• Challenges:
1. Answer these questions about the patent troll article, one per line:
(a) In what year was the Innovation Act first introduced in the House of Representatives?
(b) What number did the Innovation Act carry when it was re-introduced into the new Congress?
(c) How long is the Congressional session at whose end an unenacted bill is said to have "died"?
2. Reproduce a passage from the patent troll article word for word, beginning at the words "Recall from your" and stopping after the words "session of Congress.".

• Excerpt to read:
+ + +

Legal Issues: Reining in Patent Trolls: Congress Tries Again

Information Today, Volume 32, Issue 3, April 2015

3 Pages Posted: 5 May 2017

Date Written: April 1, 2015

Abstract

Recall from your high school civics class that any Congressional bill that has not been enacted into law at the end of the two-year Congressional session is said to have “died.” What your civics class may or may not have said, is that for some legislative proposals, it is very common for bills to be reintroduced in the next Congress, to either build on the work that already took place, or to get a new lease on life in the changed political climate that often accompanies a new session of Congress.

Such is the case with the Innovation Act, a patent reform proposal first introduced in 2013 in the House of Representatives that died at the end of 2014 and has just been re-introduced into the new Congress (Introduced as H.R 9). The proposal was and remains a response to the perceived problem of “patent trolls”, persons or companies who buy up patents and then target enterprises and entrepreneurs who work in the same area of the patent and charge them with patent infringement. The classic and most pejorative patent troll business model is not the legitimate exploitation of the patent for innovation, but the generation of revenue through lawsuits, lawsuit settlements, or licensing fees under threat of a lawsuit.

+ + +

• Dataset records:
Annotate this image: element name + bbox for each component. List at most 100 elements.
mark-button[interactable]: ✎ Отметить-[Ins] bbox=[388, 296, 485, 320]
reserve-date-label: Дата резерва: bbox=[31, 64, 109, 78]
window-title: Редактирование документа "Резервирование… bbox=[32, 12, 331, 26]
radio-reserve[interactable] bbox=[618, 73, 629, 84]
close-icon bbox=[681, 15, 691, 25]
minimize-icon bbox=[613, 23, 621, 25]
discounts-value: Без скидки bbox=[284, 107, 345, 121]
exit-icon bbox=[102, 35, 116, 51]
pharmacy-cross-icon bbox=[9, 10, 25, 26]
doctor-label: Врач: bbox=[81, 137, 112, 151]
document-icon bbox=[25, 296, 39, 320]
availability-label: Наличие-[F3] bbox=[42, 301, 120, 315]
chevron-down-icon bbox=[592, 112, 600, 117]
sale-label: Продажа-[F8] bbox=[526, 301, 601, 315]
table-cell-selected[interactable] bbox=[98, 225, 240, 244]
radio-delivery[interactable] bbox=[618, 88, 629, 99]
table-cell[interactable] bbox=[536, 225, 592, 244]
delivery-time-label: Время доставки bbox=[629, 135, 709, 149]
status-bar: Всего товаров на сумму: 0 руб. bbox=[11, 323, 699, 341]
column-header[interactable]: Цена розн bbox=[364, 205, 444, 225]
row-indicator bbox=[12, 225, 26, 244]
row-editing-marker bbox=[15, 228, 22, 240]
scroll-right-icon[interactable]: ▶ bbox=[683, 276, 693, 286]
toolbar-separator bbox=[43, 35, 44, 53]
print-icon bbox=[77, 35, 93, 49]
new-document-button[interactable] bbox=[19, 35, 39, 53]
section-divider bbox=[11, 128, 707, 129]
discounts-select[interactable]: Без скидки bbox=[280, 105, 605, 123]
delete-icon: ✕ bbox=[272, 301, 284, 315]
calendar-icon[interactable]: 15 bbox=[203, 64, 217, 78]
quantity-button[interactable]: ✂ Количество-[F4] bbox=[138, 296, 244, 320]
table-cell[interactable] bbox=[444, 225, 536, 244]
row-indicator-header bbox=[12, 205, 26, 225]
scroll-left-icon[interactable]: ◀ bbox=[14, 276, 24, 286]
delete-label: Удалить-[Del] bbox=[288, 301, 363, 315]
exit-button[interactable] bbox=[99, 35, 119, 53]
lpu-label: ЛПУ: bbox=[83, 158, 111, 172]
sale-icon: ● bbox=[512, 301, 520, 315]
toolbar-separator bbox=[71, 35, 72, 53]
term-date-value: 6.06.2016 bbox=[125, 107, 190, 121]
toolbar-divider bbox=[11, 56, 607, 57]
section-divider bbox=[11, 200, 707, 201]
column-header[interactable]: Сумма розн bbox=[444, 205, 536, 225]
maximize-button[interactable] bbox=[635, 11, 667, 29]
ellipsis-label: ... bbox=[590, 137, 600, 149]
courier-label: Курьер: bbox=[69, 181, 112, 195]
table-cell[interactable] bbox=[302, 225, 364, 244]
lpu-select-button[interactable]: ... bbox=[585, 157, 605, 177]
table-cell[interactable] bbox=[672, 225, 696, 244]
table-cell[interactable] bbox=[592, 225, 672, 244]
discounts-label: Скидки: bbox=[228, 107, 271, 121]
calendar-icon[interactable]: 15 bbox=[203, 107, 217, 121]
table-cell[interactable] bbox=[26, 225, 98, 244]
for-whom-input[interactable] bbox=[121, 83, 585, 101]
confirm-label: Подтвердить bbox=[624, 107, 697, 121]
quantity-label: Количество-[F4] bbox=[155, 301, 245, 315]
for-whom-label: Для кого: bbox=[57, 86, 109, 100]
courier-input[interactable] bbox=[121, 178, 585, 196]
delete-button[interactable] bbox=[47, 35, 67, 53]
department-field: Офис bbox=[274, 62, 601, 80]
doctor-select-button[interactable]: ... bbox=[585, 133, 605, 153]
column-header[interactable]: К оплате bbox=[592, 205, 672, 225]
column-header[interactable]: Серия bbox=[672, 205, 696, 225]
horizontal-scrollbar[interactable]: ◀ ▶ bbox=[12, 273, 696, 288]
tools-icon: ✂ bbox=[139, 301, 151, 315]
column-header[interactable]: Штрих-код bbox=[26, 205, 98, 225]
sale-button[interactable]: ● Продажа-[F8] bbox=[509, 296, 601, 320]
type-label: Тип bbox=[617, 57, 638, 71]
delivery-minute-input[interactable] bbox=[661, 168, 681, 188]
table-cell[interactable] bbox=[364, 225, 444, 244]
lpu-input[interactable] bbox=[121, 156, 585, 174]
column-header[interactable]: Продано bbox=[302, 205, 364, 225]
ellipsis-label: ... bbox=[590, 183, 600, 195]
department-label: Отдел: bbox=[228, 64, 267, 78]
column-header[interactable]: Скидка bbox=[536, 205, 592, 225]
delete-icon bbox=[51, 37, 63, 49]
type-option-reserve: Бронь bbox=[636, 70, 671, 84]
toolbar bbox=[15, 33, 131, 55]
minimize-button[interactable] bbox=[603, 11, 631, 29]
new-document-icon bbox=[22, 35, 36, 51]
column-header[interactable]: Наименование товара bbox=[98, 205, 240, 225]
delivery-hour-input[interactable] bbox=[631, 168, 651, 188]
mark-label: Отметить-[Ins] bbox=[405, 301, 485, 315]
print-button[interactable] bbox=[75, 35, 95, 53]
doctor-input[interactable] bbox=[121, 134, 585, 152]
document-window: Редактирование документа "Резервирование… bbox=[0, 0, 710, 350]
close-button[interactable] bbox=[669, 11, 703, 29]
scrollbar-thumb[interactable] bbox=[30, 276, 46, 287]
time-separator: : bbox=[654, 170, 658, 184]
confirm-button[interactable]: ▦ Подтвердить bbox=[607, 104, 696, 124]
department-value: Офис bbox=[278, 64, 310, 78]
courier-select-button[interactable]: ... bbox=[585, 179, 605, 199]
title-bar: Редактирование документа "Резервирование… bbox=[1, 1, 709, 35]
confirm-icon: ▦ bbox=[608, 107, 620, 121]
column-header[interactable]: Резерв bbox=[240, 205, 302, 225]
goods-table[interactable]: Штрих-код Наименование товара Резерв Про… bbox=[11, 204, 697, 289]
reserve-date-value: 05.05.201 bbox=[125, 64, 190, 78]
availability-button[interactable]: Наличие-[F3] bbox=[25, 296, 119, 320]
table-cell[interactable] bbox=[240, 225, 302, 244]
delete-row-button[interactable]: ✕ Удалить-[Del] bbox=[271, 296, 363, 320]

+ + +

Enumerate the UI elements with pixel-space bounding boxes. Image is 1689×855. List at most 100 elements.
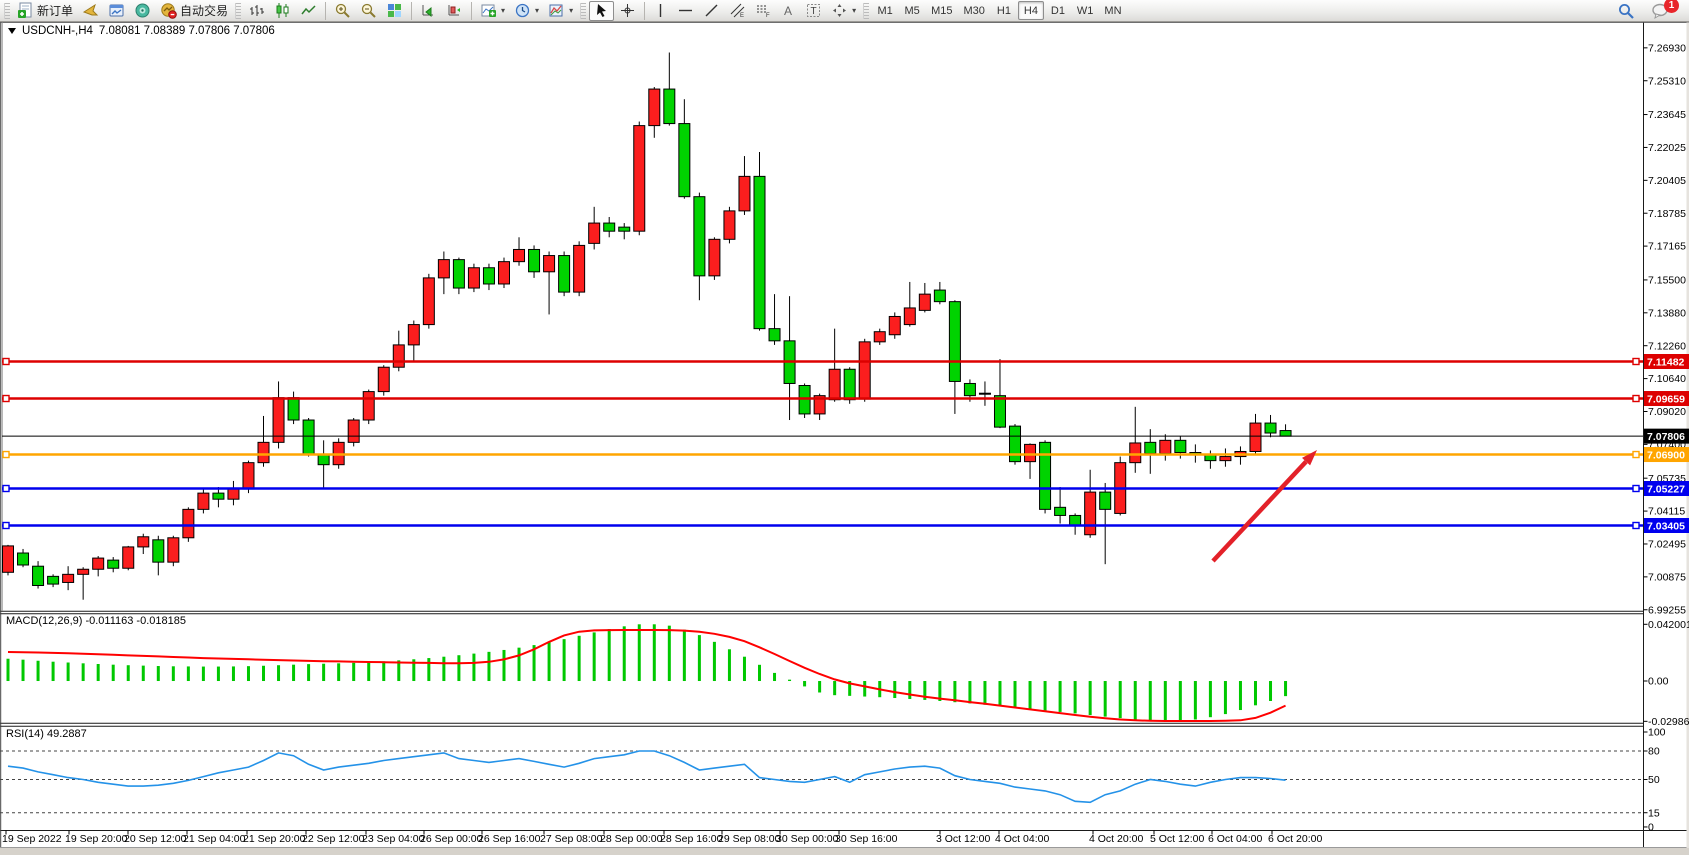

+ + +

• Solutions to the tasks:
1.
(a) 2013
(b) H.R 9
(c) Two years

2.
Recall from your high school civics class that any Congressional bill that has not been enacted into law at the end of the two-year Congressional session is said to have “died.” What your civics class may or may not have said, is that for some legislative proposals, it is very common for bills to be reintroduced in the next Congress, to either build on the work that already took place, or to get a new lease on life in the changed political climate that often accompanies a new session of Congress.